» SOURCE RECORDS
---+---

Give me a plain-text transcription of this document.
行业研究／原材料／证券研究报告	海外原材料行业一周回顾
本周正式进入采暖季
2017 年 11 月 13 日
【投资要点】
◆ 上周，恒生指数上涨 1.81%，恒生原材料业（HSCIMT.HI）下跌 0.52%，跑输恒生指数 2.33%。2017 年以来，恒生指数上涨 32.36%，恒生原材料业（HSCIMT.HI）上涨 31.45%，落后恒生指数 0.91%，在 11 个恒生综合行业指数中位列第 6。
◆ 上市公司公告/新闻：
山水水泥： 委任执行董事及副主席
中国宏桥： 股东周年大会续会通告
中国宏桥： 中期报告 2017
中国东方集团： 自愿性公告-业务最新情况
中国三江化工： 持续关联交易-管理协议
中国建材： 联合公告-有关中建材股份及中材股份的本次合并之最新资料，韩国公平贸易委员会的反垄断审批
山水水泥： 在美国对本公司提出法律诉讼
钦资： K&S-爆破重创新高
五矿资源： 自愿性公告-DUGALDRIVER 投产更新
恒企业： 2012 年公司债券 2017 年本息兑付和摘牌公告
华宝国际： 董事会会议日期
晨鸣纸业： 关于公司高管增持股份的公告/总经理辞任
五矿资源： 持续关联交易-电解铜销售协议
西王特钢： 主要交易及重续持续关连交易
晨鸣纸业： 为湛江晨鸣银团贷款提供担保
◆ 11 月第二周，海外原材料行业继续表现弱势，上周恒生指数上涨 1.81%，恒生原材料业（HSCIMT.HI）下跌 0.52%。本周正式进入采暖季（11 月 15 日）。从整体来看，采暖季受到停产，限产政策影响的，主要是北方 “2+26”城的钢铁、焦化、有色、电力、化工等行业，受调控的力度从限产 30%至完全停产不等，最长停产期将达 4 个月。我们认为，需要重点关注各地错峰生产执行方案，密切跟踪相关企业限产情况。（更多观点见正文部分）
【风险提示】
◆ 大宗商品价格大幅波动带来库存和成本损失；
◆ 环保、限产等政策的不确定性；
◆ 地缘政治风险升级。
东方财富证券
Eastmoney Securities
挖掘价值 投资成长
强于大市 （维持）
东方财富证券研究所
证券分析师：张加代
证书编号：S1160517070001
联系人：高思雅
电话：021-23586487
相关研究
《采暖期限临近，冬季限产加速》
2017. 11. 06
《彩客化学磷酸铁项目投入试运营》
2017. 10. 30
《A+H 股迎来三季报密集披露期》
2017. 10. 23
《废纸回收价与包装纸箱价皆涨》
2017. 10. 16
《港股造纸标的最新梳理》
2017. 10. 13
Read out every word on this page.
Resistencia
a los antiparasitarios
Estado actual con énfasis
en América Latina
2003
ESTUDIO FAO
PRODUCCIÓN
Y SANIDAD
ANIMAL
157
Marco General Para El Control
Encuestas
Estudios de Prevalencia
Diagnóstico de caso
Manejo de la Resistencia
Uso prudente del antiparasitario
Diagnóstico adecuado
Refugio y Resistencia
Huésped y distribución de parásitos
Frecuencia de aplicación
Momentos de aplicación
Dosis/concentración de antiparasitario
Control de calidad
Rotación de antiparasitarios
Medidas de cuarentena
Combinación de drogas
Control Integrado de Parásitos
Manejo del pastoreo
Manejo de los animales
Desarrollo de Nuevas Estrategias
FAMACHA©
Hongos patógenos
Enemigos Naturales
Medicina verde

---+---

» SHORT TASK
Go through the listing and print each line exactly as it appears.

» THE RESPONSE
Give me a plain-text transcription of this document.
行业研究／原材料／证券研究报告	海外原材料行业一周回顾
本周正式进入采暖季
2017 年 11 月 13 日
【投资要点】
◆ 上周，恒生指数上涨 1.81%，恒生原材料业（HSCIMT.HI）下跌 0.52%，跑输恒生指数 2.33%。2017 年以来，恒生指数上涨 32.36%，恒生原材料业（HSCIMT.HI）上涨 31.45%，落后恒生指数 0.91%，在 11 个恒生综合行业指数中位列第 6。
◆ 上市公司公告/新闻：
山水水泥： 委任执行董事及副主席
中国宏桥： 股东周年大会续会通告
中国宏桥： 中期报告 2017
中国东方集团： 自愿性公告-业务最新情况
中国三江化工： 持续关联交易-管理协议
中国建材： 联合公告-有关中建材股份及中材股份的本次合并之最新资料，韩国公平贸易委员会的反垄断审批
山水水泥： 在美国对本公司提出法律诉讼
钦资： K&S-爆破重创新高
五矿资源： 自愿性公告-DUGALDRIVER 投产更新
恒企业： 2012 年公司债券 2017 年本息兑付和摘牌公告
华宝国际： 董事会会议日期
晨鸣纸业： 关于公司高管增持股份的公告/总经理辞任
五矿资源： 持续关联交易-电解铜销售协议
西王特钢： 主要交易及重续持续关连交易
晨鸣纸业： 为湛江晨鸣银团贷款提供担保
◆ 11 月第二周，海外原材料行业继续表现弱势，上周恒生指数上涨 1.81%，恒生原材料业（HSCIMT.HI）下跌 0.52%。本周正式进入采暖季（11 月 15 日）。从整体来看，采暖季受到停产，限产政策影响的，主要是北方 “2+26”城的钢铁、焦化、有色、电力、化工等行业，受调控的力度从限产 30%至完全停产不等，最长停产期将达 4 个月。我们认为，需要重点关注各地错峰生产执行方案，密切跟踪相关企业限产情况。（更多观点见正文部分）
【风险提示】
◆ 大宗商品价格大幅波动带来库存和成本损失；
◆ 环保、限产等政策的不确定性；
◆ 地缘政治风险升级。
东方财富证券
Eastmoney Securities
挖掘价值 投资成长
强于大市 （维持）
东方财富证券研究所
证券分析师：张加代
证书编号：S1160517070001
联系人：高思雅
电话：021-23586487
相关研究
《采暖期限临近，冬季限产加速》
2017. 11. 06
《彩客化学磷酸铁项目投入试运营》
2017. 10. 30
《A+H 股迎来三季报密集披露期》
2017. 10. 23
《废纸回收价与包装纸箱价皆涨》
2017. 10. 16
《港股造纸标的最新梳理》
2017. 10. 13
Read out every word on this page.
Resistencia
a los antiparasitarios
Estado actual con énfasis
en América Latina
2003
ESTUDIO FAO
PRODUCCIÓN
Y SANIDAD
ANIMAL
157
Marco General Para El Control
Encuestas
Estudios de Prevalencia
Diagnóstico de caso
Manejo de la Resistencia
Uso prudente del antiparasitario
Diagnóstico adecuado
Refugio y Resistencia
Huésped y distribución de parásitos
Frecuencia de aplicación
Momentos de aplicación
Dosis/concentración de antiparasitario
Control de calidad
Rotación de antiparasitarios
Medidas de cuarentena
Combinación de drogas
Control Integrado de Parásitos
Manejo del pastoreo
Manejo de los animales
Desarrollo de Nuevas Estrategias
FAMACHA©
Hongos patógenos
Enemigos Naturales
Medicina verde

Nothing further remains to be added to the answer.